-- START --

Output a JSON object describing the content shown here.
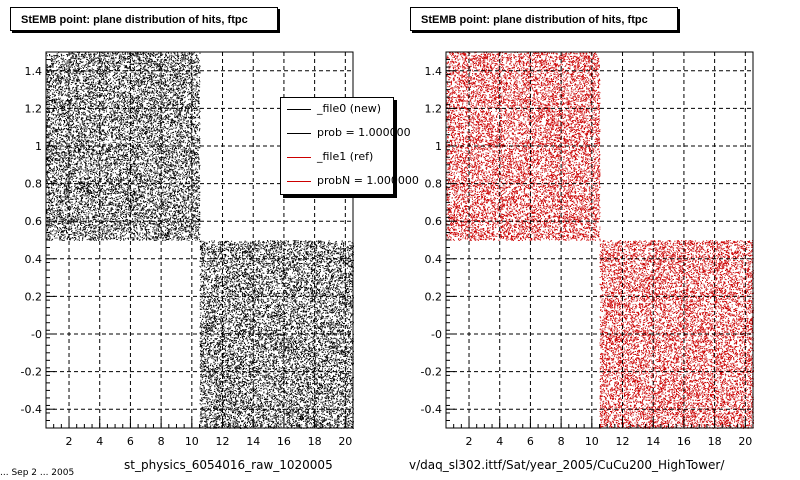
{
  "chart_data": [
    {
      "type": "scatter",
      "title": "StEMB point: plane distribution of hits, ftpc",
      "xlabel": "st_physics_6054016_raw_1020005",
      "ylabel": "",
      "xlim": [
        0.5,
        20.5
      ],
      "ylim": [
        -0.5,
        1.5
      ],
      "x_ticks": [
        "2",
        "4",
        "6",
        "8",
        "10",
        "12",
        "14",
        "16",
        "18",
        "20"
      ],
      "y_ticks": [
        "1.4",
        "1.2",
        "1",
        "0.8",
        "0.6",
        "0.4",
        "0.2",
        "-0",
        "-0.2",
        "-0.4"
      ],
      "grid": true,
      "marker_color": "#000000",
      "regions": [
        {
          "x": [
            0.5,
            10.5
          ],
          "y": [
            0.5,
            1.5
          ]
        },
        {
          "x": [
            10.5,
            20.5
          ],
          "y": [
            -0.5,
            0.5
          ]
        }
      ],
      "legend": {
        "placement": "top-right",
        "entries": [
          {
            "label": "_file0 (new)",
            "color": "#000000"
          },
          {
            "label": "prob = 1.000000",
            "color": "#000000"
          },
          {
            "label": "_file1 (ref)",
            "color": "#cc0000"
          },
          {
            "label": "probN = 1.000000",
            "color": "#cc0000"
          }
        ]
      }
    },
    {
      "type": "scatter",
      "title": "StEMB point: plane distribution of hits, ftpc",
      "xlabel": "v/daq_sl302.ittf/Sat/year_2005/CuCu200_HighTower/",
      "ylabel": "",
      "xlim": [
        0.5,
        20.5
      ],
      "ylim": [
        -0.5,
        1.5
      ],
      "x_ticks": [
        "2",
        "4",
        "6",
        "8",
        "10",
        "12",
        "14",
        "16",
        "18",
        "20"
      ],
      "y_ticks": [
        "1.4",
        "1.2",
        "1",
        "0.8",
        "0.6",
        "0.4",
        "0.2",
        "-0",
        "-0.2",
        "-0.4"
      ],
      "grid": true,
      "marker_color": "#cc0000",
      "regions": [
        {
          "x": [
            0.5,
            10.5
          ],
          "y": [
            0.5,
            1.5
          ]
        },
        {
          "x": [
            10.5,
            20.5
          ],
          "y": [
            -0.5,
            0.5
          ]
        }
      ]
    }
  ],
  "footer_stub": "... Sep 2 ... 2005"
}
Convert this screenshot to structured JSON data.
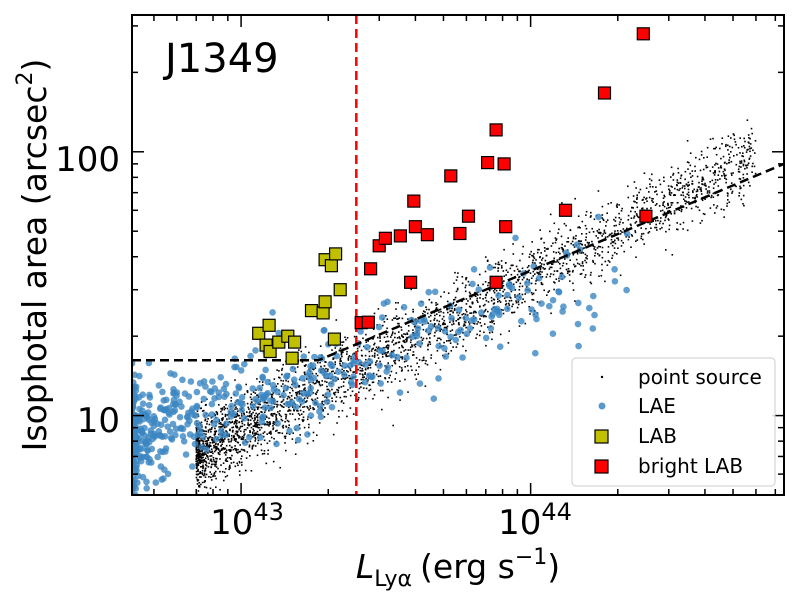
{
  "chart_data": {
    "type": "scatter",
    "panel_label": "J1349",
    "xlabel_main": "L",
    "xlabel_sub": "Lyα",
    "xlabel_units": "(erg s",
    "xlabel_exp": "−1",
    "xlabel_close": ")",
    "ylabel": "Isophotal area (arcsec",
    "ylabel_exp": "2",
    "ylabel_close": ")",
    "x_scale": "log",
    "y_scale": "log",
    "xlim": [
      4.2e+42,
      7.5e+44
    ],
    "ylim": [
      5.0,
      330
    ],
    "x_tick_labels": [
      {
        "base": "10",
        "exp": "43",
        "value": 1e+43
      },
      {
        "base": "10",
        "exp": "44",
        "value": 1e+44
      }
    ],
    "y_tick_labels": [
      {
        "text": "10",
        "value": 10
      },
      {
        "text": "100",
        "value": 100
      }
    ],
    "grid": false,
    "legend_position": "bottom-right",
    "legend": [
      {
        "label": "point source",
        "marker": "dot",
        "color": "#000000"
      },
      {
        "label": "LAE",
        "marker": "circle",
        "color": "#3b86c2"
      },
      {
        "label": "LAB",
        "marker": "square",
        "color": "#c0c000"
      },
      {
        "label": "bright LAB",
        "marker": "square",
        "color": "#ff0000"
      }
    ],
    "threshold_line": {
      "x": 2.5e+43,
      "color": "#ff0000",
      "style": "dashed"
    },
    "selection_boundary": [
      [
        4.2e+42,
        16.2
      ],
      [
        1.85e+43,
        16.2
      ],
      [
        7.5e+44,
        90
      ]
    ],
    "point_source_trend": {
      "x_range": [
        7e+42,
        6e+44
      ],
      "log_y_at_1e43": 0.95,
      "slope": 0.58,
      "scatter": 0.07,
      "count": 3200
    },
    "lae_trend": {
      "x_range": [
        4.2e+42,
        2.2e+44
      ],
      "count": 560
    },
    "series": [
      {
        "name": "LAB",
        "color": "#c0c000",
        "points": [
          [
            1.15e+43,
            20.5
          ],
          [
            1.22e+43,
            18.5
          ],
          [
            1.25e+43,
            22.0
          ],
          [
            1.26e+43,
            17.5
          ],
          [
            1.35e+43,
            19.0
          ],
          [
            1.45e+43,
            20.0
          ],
          [
            1.5e+43,
            16.5
          ],
          [
            1.53e+43,
            19.0
          ],
          [
            1.75e+43,
            25.0
          ],
          [
            1.92e+43,
            24.5
          ],
          [
            1.95e+43,
            27.0
          ],
          [
            1.95e+43,
            39.0
          ],
          [
            2.05e+43,
            37.0
          ],
          [
            2.12e+43,
            41.0
          ],
          [
            2.1e+43,
            19.5
          ],
          [
            2.2e+43,
            30.0
          ]
        ]
      },
      {
        "name": "bright LAB",
        "color": "#ff0000",
        "points": [
          [
            2.6e+43,
            22.5
          ],
          [
            2.75e+43,
            22.6
          ],
          [
            2.8e+43,
            36.0
          ],
          [
            3e+43,
            44.0
          ],
          [
            3.15e+43,
            47.0
          ],
          [
            3.55e+43,
            48.0
          ],
          [
            3.85e+43,
            32.0
          ],
          [
            3.95e+43,
            65.0
          ],
          [
            4e+43,
            52.0
          ],
          [
            4.4e+43,
            48.5
          ],
          [
            5.3e+43,
            81.0
          ],
          [
            5.7e+43,
            49.0
          ],
          [
            6.1e+43,
            57.0
          ],
          [
            7.1e+43,
            91.0
          ],
          [
            7.6e+43,
            121.0
          ],
          [
            7.6e+43,
            32.0
          ],
          [
            8.1e+43,
            90.0
          ],
          [
            8.2e+43,
            52.0
          ],
          [
            1.32e+44,
            60.0
          ],
          [
            1.8e+44,
            167.0
          ],
          [
            2.45e+44,
            280.0
          ],
          [
            2.5e+44,
            57.0
          ]
        ]
      }
    ]
  }
}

-- END --

• **Work to complete**
Transcribe every entry above exactly. Omit all pictures.

• **Answer to the exercise**
Output a JSON object describing the content shown here.
{
  "chart_data": [
    {
      "type": "scatter",
      "title": "StEMB point: plane distribution of hits, ftpc",
      "xlabel": "st_physics_6054016_raw_1020005",
      "ylabel": "",
      "xlim": [
        0.5,
        20.5
      ],
      "ylim": [
        -0.5,
        1.5
      ],
      "x_ticks": [
        "2",
        "4",
        "6",
        "8",
        "10",
        "12",
        "14",
        "16",
        "18",
        "20"
      ],
      "y_ticks": [
        "1.4",
        "1.2",
        "1",
        "0.8",
        "0.6",
        "0.4",
        "0.2",
        "-0",
        "-0.2",
        "-0.4"
      ],
      "grid": true,
      "marker_color": "#000000",
      "regions": [
        {
          "x": [
            0.5,
            10.5
          ],
          "y": [
            0.5,
            1.5
          ]
        },
        {
          "x": [
            10.5,
            20.5
          ],
          "y": [
            -0.5,
            0.5
          ]
        }
      ],
      "legend": {
        "placement": "top-right",
        "entries": [
          {
            "label": "_file0 (new)",
            "color": "#000000"
          },
          {
            "label": "prob = 1.000000",
            "color": "#000000"
          },
          {
            "label": "_file1 (ref)",
            "color": "#cc0000"
          },
          {
            "label": "probN = 1.000000",
            "color": "#cc0000"
          }
        ]
      }
    },
    {
      "type": "scatter",
      "title": "StEMB point: plane distribution of hits, ftpc",
      "xlabel": "v/daq_sl302.ittf/Sat/year_2005/CuCu200_HighTower/",
      "ylabel": "",
      "xlim": [
        0.5,
        20.5
      ],
      "ylim": [
        -0.5,
        1.5
      ],
      "x_ticks": [
        "2",
        "4",
        "6",
        "8",
        "10",
        "12",
        "14",
        "16",
        "18",
        "20"
      ],
      "y_ticks": [
        "1.4",
        "1.2",
        "1",
        "0.8",
        "0.6",
        "0.4",
        "0.2",
        "-0",
        "-0.2",
        "-0.4"
      ],
      "grid": true,
      "marker_color": "#cc0000",
      "regions": [
        {
          "x": [
            0.5,
            10.5
          ],
          "y": [
            0.5,
            1.5
          ]
        },
        {
          "x": [
            10.5,
            20.5
          ],
          "y": [
            -0.5,
            0.5
          ]
        }
      ]
    }
  ],
  "footer_stub": "... Sep 2 ... 2005"
}
Convert this screenshot to structured JSON data.
{
  "chart_data": {
    "type": "scatter",
    "panel_label": "J1349",
    "xlabel_main": "L",
    "xlabel_sub": "Lyα",
    "xlabel_units": "(erg s",
    "xlabel_exp": "−1",
    "xlabel_close": ")",
    "ylabel": "Isophotal area (arcsec",
    "ylabel_exp": "2",
    "ylabel_close": ")",
    "x_scale": "log",
    "y_scale": "log",
    "xlim": [
      4.2e+42,
      7.5e+44
    ],
    "ylim": [
      5.0,
      330
    ],
    "x_tick_labels": [
      {
        "base": "10",
        "exp": "43",
        "value": 1e+43
      },
      {
        "base": "10",
        "exp": "44",
        "value": 1e+44
      }
    ],
    "y_tick_labels": [
      {
        "text": "10",
        "value": 10
      },
      {
        "text": "100",
        "value": 100
      }
    ],
    "grid": false,
    "legend_position": "bottom-right",
    "legend": [
      {
        "label": "point source",
        "marker": "dot",
        "color": "#000000"
      },
      {
        "label": "LAE",
        "marker": "circle",
        "color": "#3b86c2"
      },
      {
        "label": "LAB",
        "marker": "square",
        "color": "#c0c000"
      },
      {
        "label": "bright LAB",
        "marker": "square",
        "color": "#ff0000"
      }
    ],
    "threshold_line": {
      "x": 2.5e+43,
      "color": "#ff0000",
      "style": "dashed"
    },
    "selection_boundary": [
      [
        4.2e+42,
        16.2
      ],
      [
        1.85e+43,
        16.2
      ],
      [
        7.5e+44,
        90
      ]
    ],
    "point_source_trend": {
      "x_range": [
        7e+42,
        6e+44
      ],
      "log_y_at_1e43": 0.95,
      "slope": 0.58,
      "scatter": 0.07,
      "count": 3200
    },
    "lae_trend": {
      "x_range": [
        4.2e+42,
        2.2e+44
      ],
      "count": 560
    },
    "series": [
      {
        "name": "LAB",
        "color": "#c0c000",
        "points": [
          [
            1.15e+43,
            20.5
          ],
          [
            1.22e+43,
            18.5
          ],
          [
            1.25e+43,
            22.0
          ],
          [
            1.26e+43,
            17.5
          ],
          [
            1.35e+43,
            19.0
          ],
          [
            1.45e+43,
            20.0
          ],
          [
            1.5e+43,
            16.5
          ],
          [
            1.53e+43,
            19.0
          ],
          [
            1.75e+43,
            25.0
          ],
          [
            1.92e+43,
            24.5
          ],
          [
            1.95e+43,
            27.0
          ],
          [
            1.95e+43,
            39.0
          ],
          [
            2.05e+43,
            37.0
          ],
          [
            2.12e+43,
            41.0
          ],
          [
            2.1e+43,
            19.5
          ],
          [
            2.2e+43,
            30.0
          ]
        ]
      },
      {
        "name": "bright LAB",
        "color": "#ff0000",
        "points": [
          [
            2.6e+43,
            22.5
          ],
          [
            2.75e+43,
            22.6
          ],
          [
            2.8e+43,
            36.0
          ],
          [
            3e+43,
            44.0
          ],
          [
            3.15e+43,
            47.0
          ],
          [
            3.55e+43,
            48.0
          ],
          [
            3.85e+43,
            32.0
          ],
          [
            3.95e+43,
            65.0
          ],
          [
            4e+43,
            52.0
          ],
          [
            4.4e+43,
            48.5
          ],
          [
            5.3e+43,
            81.0
          ],
          [
            5.7e+43,
            49.0
          ],
          [
            6.1e+43,
            57.0
          ],
          [
            7.1e+43,
            91.0
          ],
          [
            7.6e+43,
            121.0
          ],
          [
            7.6e+43,
            32.0
          ],
          [
            8.1e+43,
            90.0
          ],
          [
            8.2e+43,
            52.0
          ],
          [
            1.32e+44,
            60.0
          ],
          [
            1.8e+44,
            167.0
          ],
          [
            2.45e+44,
            280.0
          ],
          [
            2.5e+44,
            57.0
          ]
        ]
      }
    ]
  }
}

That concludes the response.